- **What is being asked**: Locate each line of the material that contains "number", then return it.

[begin Excerpted data]

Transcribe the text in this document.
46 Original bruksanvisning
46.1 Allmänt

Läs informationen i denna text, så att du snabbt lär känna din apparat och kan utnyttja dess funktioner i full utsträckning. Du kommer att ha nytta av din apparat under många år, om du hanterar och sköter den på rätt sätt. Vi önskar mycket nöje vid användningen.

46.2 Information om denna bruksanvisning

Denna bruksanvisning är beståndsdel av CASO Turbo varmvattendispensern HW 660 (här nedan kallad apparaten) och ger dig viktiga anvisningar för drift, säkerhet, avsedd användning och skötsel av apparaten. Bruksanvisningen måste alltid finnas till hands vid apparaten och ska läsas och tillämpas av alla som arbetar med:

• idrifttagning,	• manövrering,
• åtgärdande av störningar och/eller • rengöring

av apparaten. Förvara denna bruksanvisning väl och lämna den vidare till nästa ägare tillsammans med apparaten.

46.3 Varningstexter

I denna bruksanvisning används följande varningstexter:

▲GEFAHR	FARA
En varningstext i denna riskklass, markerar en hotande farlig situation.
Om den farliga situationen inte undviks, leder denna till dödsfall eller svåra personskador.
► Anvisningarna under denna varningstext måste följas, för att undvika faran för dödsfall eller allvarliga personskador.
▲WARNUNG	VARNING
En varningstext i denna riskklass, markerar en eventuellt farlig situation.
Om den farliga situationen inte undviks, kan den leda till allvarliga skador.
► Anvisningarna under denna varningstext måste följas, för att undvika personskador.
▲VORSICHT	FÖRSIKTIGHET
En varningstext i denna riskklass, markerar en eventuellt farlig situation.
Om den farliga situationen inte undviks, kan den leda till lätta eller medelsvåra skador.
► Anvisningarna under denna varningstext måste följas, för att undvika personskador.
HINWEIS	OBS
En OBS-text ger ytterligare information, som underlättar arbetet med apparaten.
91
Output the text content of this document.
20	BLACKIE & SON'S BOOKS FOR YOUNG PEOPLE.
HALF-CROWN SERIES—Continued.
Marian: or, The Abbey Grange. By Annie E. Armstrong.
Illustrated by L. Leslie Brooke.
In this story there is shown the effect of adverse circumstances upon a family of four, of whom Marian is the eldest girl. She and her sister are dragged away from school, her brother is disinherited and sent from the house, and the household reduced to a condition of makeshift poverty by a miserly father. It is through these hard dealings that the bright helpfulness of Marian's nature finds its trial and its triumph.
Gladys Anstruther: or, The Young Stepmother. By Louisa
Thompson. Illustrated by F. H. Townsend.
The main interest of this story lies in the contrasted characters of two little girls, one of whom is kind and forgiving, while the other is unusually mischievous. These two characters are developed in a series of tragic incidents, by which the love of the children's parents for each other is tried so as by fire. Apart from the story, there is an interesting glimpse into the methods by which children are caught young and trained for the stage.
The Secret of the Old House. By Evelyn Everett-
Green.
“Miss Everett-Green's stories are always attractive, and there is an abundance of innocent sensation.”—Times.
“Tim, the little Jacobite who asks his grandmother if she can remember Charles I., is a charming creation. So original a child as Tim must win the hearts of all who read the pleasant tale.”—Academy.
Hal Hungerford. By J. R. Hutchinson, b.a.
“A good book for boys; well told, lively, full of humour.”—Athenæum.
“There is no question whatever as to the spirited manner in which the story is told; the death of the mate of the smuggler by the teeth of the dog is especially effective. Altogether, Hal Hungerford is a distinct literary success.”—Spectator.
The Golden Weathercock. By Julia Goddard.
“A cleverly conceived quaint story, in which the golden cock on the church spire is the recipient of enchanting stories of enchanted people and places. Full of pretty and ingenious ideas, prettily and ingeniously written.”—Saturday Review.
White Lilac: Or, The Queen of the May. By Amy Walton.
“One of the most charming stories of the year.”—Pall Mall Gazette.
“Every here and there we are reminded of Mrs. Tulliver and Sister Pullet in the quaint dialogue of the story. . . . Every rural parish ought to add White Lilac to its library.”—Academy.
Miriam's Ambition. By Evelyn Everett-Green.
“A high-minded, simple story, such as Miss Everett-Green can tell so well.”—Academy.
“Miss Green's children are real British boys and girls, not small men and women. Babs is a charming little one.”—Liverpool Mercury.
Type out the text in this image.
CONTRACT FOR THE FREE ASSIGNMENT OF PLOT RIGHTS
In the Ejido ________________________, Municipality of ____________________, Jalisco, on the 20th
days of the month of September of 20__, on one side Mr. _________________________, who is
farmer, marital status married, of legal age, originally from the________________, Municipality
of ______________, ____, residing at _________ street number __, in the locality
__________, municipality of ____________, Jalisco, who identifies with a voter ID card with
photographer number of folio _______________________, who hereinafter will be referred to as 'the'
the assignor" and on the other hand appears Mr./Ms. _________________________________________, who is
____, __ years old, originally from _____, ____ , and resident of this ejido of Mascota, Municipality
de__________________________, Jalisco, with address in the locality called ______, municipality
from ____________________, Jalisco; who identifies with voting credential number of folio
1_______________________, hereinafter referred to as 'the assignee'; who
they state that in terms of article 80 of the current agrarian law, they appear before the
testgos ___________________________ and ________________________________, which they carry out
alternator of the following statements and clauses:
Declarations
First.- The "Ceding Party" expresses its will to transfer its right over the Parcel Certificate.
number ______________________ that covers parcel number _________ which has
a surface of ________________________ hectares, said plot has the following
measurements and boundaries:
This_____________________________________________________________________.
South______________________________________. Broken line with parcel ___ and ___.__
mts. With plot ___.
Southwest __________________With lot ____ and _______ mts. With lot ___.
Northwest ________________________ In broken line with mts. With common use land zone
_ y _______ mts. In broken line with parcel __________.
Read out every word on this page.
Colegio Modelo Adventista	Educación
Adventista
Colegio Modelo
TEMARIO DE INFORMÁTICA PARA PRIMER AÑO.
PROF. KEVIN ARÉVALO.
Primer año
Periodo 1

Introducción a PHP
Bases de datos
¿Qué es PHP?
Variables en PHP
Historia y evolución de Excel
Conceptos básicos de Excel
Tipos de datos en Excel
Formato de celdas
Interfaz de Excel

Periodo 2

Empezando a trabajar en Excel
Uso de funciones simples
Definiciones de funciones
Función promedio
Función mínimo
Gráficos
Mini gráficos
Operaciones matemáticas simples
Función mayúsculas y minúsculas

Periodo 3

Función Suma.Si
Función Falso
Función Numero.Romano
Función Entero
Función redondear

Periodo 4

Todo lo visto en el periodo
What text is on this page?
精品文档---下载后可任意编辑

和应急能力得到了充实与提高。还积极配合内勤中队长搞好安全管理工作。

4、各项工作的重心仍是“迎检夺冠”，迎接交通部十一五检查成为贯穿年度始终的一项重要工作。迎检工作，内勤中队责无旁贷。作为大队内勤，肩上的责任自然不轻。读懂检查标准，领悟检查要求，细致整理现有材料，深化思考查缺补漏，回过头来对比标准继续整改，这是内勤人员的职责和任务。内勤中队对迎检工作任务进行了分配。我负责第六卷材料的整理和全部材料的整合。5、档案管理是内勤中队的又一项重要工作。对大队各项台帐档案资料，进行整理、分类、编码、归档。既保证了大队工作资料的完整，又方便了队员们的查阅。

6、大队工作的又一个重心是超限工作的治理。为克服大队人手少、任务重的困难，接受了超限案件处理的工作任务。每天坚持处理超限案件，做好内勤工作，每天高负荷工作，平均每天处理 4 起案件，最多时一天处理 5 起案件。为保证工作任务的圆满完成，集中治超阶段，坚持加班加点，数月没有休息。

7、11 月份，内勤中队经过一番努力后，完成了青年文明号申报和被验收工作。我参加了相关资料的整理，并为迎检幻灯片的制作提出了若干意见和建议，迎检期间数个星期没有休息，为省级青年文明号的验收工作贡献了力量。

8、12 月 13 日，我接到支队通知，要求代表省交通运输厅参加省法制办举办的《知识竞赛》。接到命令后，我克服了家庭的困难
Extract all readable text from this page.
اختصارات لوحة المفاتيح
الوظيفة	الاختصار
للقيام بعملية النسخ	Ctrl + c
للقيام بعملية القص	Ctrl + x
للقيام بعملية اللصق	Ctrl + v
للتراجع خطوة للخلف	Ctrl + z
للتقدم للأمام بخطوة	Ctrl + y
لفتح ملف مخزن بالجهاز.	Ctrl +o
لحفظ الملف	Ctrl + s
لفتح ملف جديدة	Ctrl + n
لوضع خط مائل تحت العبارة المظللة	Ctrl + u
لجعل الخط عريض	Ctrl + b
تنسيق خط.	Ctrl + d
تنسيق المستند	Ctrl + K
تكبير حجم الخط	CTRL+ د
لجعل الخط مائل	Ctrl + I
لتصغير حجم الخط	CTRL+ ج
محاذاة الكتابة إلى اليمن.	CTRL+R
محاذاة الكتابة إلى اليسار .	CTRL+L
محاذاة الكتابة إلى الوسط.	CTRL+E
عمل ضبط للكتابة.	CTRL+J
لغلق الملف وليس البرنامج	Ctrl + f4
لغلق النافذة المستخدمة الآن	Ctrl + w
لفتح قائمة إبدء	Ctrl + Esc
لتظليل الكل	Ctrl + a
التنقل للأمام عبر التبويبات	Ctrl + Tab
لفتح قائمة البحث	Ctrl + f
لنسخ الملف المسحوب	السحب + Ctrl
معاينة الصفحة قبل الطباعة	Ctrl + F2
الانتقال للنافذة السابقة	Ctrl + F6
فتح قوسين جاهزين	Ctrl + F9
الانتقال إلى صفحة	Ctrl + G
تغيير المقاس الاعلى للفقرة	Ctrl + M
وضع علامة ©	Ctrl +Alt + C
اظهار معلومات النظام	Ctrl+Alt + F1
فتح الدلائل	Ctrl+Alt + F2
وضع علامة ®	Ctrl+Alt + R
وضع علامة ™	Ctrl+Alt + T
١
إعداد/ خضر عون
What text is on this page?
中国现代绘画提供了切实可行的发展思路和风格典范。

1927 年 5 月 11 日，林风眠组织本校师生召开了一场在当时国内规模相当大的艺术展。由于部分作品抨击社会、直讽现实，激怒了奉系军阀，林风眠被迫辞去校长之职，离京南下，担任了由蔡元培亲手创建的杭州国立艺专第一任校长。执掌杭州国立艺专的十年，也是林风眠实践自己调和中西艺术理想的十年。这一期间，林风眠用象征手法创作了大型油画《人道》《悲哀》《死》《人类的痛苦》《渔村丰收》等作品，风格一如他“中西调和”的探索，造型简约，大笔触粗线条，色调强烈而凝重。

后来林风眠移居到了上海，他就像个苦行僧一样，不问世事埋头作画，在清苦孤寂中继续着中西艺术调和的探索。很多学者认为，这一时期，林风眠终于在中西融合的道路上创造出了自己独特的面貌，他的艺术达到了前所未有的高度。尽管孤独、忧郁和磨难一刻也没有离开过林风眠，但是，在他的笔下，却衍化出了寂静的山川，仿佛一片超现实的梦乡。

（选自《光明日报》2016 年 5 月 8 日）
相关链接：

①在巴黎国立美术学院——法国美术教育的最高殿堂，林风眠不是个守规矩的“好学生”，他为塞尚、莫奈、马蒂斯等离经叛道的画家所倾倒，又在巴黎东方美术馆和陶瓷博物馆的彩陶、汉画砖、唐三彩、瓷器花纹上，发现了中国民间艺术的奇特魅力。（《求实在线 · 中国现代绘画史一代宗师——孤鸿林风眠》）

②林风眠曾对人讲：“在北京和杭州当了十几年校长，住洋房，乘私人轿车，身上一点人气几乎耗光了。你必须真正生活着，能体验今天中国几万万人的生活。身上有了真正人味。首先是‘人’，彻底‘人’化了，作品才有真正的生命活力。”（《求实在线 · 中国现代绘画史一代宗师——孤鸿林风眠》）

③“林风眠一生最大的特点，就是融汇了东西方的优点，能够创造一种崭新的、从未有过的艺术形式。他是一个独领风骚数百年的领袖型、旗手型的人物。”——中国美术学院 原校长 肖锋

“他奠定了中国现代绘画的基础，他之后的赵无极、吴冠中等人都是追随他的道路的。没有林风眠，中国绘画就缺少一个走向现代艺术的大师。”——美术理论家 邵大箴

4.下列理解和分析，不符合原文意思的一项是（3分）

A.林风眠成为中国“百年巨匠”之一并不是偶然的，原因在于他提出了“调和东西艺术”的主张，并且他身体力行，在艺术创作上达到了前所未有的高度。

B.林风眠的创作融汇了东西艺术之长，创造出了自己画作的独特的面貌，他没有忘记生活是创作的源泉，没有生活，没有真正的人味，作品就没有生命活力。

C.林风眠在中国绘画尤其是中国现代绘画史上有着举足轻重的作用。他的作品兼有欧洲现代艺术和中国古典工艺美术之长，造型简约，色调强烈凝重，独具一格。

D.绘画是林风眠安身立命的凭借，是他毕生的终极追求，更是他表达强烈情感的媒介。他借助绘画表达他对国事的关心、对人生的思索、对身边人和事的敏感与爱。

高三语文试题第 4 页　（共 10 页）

[end Excerpted data]

- **Exercise response**:
of ______________, ____, residing at _________ street number __, in the locality
photographer number of folio _______________________, who hereinafter will be referred to as 'the'
from ____________________, Jalisco; who identifies with voting credential number of folio
number ______________________ that covers parcel number _________ which has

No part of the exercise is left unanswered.